• **Instructions to follow**:
The required output is the whole listing below, unchanged.

START Source material

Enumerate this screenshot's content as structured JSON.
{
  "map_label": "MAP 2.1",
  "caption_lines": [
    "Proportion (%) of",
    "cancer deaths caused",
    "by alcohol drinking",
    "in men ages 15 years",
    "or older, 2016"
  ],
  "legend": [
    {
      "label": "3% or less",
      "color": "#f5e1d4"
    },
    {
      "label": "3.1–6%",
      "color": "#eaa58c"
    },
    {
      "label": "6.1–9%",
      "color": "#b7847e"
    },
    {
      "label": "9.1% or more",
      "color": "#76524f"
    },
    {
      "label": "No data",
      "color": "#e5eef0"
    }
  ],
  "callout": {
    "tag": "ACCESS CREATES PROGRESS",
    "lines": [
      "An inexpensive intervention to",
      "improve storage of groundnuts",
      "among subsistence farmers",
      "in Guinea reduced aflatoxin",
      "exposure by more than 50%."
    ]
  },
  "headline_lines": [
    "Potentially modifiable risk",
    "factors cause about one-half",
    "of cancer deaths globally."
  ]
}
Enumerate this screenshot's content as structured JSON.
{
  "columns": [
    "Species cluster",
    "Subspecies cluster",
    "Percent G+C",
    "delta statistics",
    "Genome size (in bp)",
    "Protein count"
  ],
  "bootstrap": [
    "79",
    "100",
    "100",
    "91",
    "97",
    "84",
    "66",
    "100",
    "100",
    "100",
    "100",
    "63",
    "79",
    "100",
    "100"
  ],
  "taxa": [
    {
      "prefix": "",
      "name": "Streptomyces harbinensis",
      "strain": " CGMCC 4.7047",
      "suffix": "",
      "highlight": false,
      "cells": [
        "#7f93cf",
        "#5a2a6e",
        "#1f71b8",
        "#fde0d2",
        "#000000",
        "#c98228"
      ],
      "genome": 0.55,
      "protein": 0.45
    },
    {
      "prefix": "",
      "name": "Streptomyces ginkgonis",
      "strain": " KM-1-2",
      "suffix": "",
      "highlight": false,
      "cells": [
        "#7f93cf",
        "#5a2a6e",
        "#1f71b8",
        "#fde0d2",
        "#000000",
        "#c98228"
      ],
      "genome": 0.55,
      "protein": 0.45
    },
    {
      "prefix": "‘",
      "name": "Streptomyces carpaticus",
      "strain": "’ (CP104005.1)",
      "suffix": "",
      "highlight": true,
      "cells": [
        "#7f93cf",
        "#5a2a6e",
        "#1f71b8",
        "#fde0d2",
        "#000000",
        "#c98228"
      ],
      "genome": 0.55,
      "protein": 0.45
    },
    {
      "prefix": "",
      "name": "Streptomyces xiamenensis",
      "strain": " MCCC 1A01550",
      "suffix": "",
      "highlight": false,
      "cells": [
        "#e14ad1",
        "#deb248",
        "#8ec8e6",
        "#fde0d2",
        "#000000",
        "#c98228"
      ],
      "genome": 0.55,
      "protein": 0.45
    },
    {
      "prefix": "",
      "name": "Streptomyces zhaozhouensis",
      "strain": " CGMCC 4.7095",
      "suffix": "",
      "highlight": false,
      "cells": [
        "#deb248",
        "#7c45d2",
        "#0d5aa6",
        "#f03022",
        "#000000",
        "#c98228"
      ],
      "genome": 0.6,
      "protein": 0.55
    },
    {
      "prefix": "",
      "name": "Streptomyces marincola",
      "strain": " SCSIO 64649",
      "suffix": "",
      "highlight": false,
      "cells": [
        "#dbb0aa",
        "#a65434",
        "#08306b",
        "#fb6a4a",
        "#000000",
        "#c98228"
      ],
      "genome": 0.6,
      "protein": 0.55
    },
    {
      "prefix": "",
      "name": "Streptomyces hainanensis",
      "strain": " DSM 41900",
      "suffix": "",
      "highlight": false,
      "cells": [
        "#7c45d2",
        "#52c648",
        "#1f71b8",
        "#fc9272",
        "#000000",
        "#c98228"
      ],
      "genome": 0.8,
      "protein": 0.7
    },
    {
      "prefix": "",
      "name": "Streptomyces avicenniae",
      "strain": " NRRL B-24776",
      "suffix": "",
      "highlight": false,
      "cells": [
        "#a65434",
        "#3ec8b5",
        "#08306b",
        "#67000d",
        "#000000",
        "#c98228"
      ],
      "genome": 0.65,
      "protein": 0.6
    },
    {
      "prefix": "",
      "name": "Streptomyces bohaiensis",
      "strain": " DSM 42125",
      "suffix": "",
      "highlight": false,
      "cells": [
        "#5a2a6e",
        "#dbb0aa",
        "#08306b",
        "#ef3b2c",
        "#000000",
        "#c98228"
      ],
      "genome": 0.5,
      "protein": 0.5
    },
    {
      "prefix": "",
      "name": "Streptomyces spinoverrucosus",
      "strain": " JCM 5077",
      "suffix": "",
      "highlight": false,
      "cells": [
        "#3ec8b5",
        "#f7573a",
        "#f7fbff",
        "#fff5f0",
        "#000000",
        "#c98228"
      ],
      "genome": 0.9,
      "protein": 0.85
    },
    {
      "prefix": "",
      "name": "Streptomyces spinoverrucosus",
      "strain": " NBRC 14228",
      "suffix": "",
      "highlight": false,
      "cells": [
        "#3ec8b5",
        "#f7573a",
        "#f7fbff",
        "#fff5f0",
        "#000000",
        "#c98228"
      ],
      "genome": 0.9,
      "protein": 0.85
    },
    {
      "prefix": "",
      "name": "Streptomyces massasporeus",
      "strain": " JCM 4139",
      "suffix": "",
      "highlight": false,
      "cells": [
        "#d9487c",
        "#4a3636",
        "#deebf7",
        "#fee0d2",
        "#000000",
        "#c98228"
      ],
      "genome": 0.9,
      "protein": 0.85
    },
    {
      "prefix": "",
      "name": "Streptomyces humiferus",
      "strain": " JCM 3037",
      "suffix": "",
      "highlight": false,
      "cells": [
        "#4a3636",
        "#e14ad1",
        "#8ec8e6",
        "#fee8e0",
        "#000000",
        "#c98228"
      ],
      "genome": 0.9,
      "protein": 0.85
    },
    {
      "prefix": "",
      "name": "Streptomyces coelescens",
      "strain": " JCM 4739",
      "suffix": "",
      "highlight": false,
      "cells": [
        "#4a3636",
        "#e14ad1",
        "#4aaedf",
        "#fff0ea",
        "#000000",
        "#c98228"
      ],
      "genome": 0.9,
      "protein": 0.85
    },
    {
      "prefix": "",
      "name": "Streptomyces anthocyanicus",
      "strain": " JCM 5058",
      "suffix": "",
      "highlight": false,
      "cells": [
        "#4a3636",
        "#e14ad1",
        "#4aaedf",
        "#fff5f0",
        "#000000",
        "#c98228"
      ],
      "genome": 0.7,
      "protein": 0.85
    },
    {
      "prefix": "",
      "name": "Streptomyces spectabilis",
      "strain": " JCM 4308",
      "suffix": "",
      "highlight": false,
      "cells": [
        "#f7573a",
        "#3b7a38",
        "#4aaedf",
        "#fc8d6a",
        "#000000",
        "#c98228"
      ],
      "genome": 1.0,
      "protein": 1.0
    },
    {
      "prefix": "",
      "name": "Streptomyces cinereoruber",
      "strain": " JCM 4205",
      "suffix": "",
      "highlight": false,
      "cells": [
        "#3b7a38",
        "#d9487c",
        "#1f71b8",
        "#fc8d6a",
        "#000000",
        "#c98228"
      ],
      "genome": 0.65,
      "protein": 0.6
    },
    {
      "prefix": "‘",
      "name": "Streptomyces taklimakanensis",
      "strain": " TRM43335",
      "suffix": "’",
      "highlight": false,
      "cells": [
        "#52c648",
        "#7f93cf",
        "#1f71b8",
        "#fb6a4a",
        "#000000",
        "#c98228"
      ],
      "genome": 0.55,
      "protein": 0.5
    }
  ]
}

END Source material

• **Solution to the exercise**:
Enumerate this screenshot's content as structured JSON.
{
  "map_label": "MAP 2.1",
  "caption_lines": [
    "Proportion (%) of",
    "cancer deaths caused",
    "by alcohol drinking",
    "in men ages 15 years",
    "or older, 2016"
  ],
  "legend": [
    {
      "label": "3% or less",
      "color": "#f5e1d4"
    },
    {
      "label": "3.1–6%",
      "color": "#eaa58c"
    },
    {
      "label": "6.1–9%",
      "color": "#b7847e"
    },
    {
      "label": "9.1% or more",
      "color": "#76524f"
    },
    {
      "label": "No data",
      "color": "#e5eef0"
    }
  ],
  "callout": {
    "tag": "ACCESS CREATES PROGRESS",
    "lines": [
      "An inexpensive intervention to",
      "improve storage of groundnuts",
      "among subsistence farmers",
      "in Guinea reduced aflatoxin",
      "exposure by more than 50%."
    ]
  },
  "headline_lines": [
    "Potentially modifiable risk",
    "factors cause about one-half",
    "of cancer deaths globally."
  ]
}
Enumerate this screenshot's content as structured JSON.
{
  "columns": [
    "Species cluster",
    "Subspecies cluster",
    "Percent G+C",
    "delta statistics",
    "Genome size (in bp)",
    "Protein count"
  ],
  "bootstrap": [
    "79",
    "100",
    "100",
    "91",
    "97",
    "84",
    "66",
    "100",
    "100",
    "100",
    "100",
    "63",
    "79",
    "100",
    "100"
  ],
  "taxa": [
    {
      "prefix": "",
      "name": "Streptomyces harbinensis",
      "strain": " CGMCC 4.7047",
      "suffix": "",
      "highlight": false,
      "cells": [
        "#7f93cf",
        "#5a2a6e",
        "#1f71b8",
        "#fde0d2",
        "#000000",
        "#c98228"
      ],
      "genome": 0.55,
      "protein": 0.45
    },
    {
      "prefix": "",
      "name": "Streptomyces ginkgonis",
      "strain": " KM-1-2",
      "suffix": "",
      "highlight": false,
      "cells": [
        "#7f93cf",
        "#5a2a6e",
        "#1f71b8",
        "#fde0d2",
        "#000000",
        "#c98228"
      ],
      "genome": 0.55,
      "protein": 0.45
    },
    {
      "prefix": "‘",
      "name": "Streptomyces carpaticus",
      "strain": "’ (CP104005.1)",
      "suffix": "",
      "highlight": true,
      "cells": [
        "#7f93cf",
        "#5a2a6e",
        "#1f71b8",
        "#fde0d2",
        "#000000",
        "#c98228"
      ],
      "genome": 0.55,
      "protein": 0.45
    },
    {
      "prefix": "",
      "name": "Streptomyces xiamenensis",
      "strain": " MCCC 1A01550",
      "suffix": "",
      "highlight": false,
      "cells": [
        "#e14ad1",
        "#deb248",
        "#8ec8e6",
        "#fde0d2",
        "#000000",
        "#c98228"
      ],
      "genome": 0.55,
      "protein": 0.45
    },
    {
      "prefix": "",
      "name": "Streptomyces zhaozhouensis",
      "strain": " CGMCC 4.7095",
      "suffix": "",
      "highlight": false,
      "cells": [
        "#deb248",
        "#7c45d2",
        "#0d5aa6",
        "#f03022",
        "#000000",
        "#c98228"
      ],
      "genome": 0.6,
      "protein": 0.55
    },
    {
      "prefix": "",
      "name": "Streptomyces marincola",
      "strain": " SCSIO 64649",
      "suffix": "",
      "highlight": false,
      "cells": [
        "#dbb0aa",
        "#a65434",
        "#08306b",
        "#fb6a4a",
        "#000000",
        "#c98228"
      ],
      "genome": 0.6,
      "protein": 0.55
    },
    {
      "prefix": "",
      "name": "Streptomyces hainanensis",
      "strain": " DSM 41900",
      "suffix": "",
      "highlight": false,
      "cells": [
        "#7c45d2",
        "#52c648",
        "#1f71b8",
        "#fc9272",
        "#000000",
        "#c98228"
      ],
      "genome": 0.8,
      "protein": 0.7
    },
    {
      "prefix": "",
      "name": "Streptomyces avicenniae",
      "strain": " NRRL B-24776",
      "suffix": "",
      "highlight": false,
      "cells": [
        "#a65434",
        "#3ec8b5",
        "#08306b",
        "#67000d",
        "#000000",
        "#c98228"
      ],
      "genome": 0.65,
      "protein": 0.6
    },
    {
      "prefix": "",
      "name": "Streptomyces bohaiensis",
      "strain": " DSM 42125",
      "suffix": "",
      "highlight": false,
      "cells": [
        "#5a2a6e",
        "#dbb0aa",
        "#08306b",
        "#ef3b2c",
        "#000000",
        "#c98228"
      ],
      "genome": 0.5,
      "protein": 0.5
    },
    {
      "prefix": "",
      "name": "Streptomyces spinoverrucosus",
      "strain": " JCM 5077",
      "suffix": "",
      "highlight": false,
      "cells": [
        "#3ec8b5",
        "#f7573a",
        "#f7fbff",
        "#fff5f0",
        "#000000",
        "#c98228"
      ],
      "genome": 0.9,
      "protein": 0.85
    },
    {
      "prefix": "",
      "name": "Streptomyces spinoverrucosus",
      "strain": " NBRC 14228",
      "suffix": "",
      "highlight": false,
      "cells": [
        "#3ec8b5",
        "#f7573a",
        "#f7fbff",
        "#fff5f0",
        "#000000",
        "#c98228"
      ],
      "genome": 0.9,
      "protein": 0.85
    },
    {
      "prefix": "",
      "name": "Streptomyces massasporeus",
      "strain": " JCM 4139",
      "suffix": "",
      "highlight": false,
      "cells": [
        "#d9487c",
        "#4a3636",
        "#deebf7",
        "#fee0d2",
        "#000000",
        "#c98228"
      ],
      "genome": 0.9,
      "protein": 0.85
    },
    {
      "prefix": "",
      "name": "Streptomyces humiferus",
      "strain": " JCM 3037",
      "suffix": "",
      "highlight": false,
      "cells": [
        "#4a3636",
        "#e14ad1",
        "#8ec8e6",
        "#fee8e0",
        "#000000",
        "#c98228"
      ],
      "genome": 0.9,
      "protein": 0.85
    },
    {
      "prefix": "",
      "name": "Streptomyces coelescens",
      "strain": " JCM 4739",
      "suffix": "",
      "highlight": false,
      "cells": [
        "#4a3636",
        "#e14ad1",
        "#4aaedf",
        "#fff0ea",
        "#000000",
        "#c98228"
      ],
      "genome": 0.9,
      "protein": 0.85
    },
    {
      "prefix": "",
      "name": "Streptomyces anthocyanicus",
      "strain": " JCM 5058",
      "suffix": "",
      "highlight": false,
      "cells": [
        "#4a3636",
        "#e14ad1",
        "#4aaedf",
        "#fff5f0",
        "#000000",
        "#c98228"
      ],
      "genome": 0.7,
      "protein": 0.85
    },
    {
      "prefix": "",
      "name": "Streptomyces spectabilis",
      "strain": " JCM 4308",
      "suffix": "",
      "highlight": false,
      "cells": [
        "#f7573a",
        "#3b7a38",
        "#4aaedf",
        "#fc8d6a",
        "#000000",
        "#c98228"
      ],
      "genome": 1.0,
      "protein": 1.0
    },
    {
      "prefix": "",
      "name": "Streptomyces cinereoruber",
      "strain": " JCM 4205",
      "suffix": "",
      "highlight": false,
      "cells": [
        "#3b7a38",
        "#d9487c",
        "#1f71b8",
        "#fc8d6a",
        "#000000",
        "#c98228"
      ],
      "genome": 0.65,
      "protein": 0.6
    },
    {
      "prefix": "‘",
      "name": "Streptomyces taklimakanensis",
      "strain": " TRM43335",
      "suffix": "’",
      "highlight": false,
      "cells": [
        "#52c648",
        "#7f93cf",
        "#1f71b8",
        "#fb6a4a",
        "#000000",
        "#c98228"
      ],
      "genome": 0.55,
      "protein": 0.5
    }
  ]
}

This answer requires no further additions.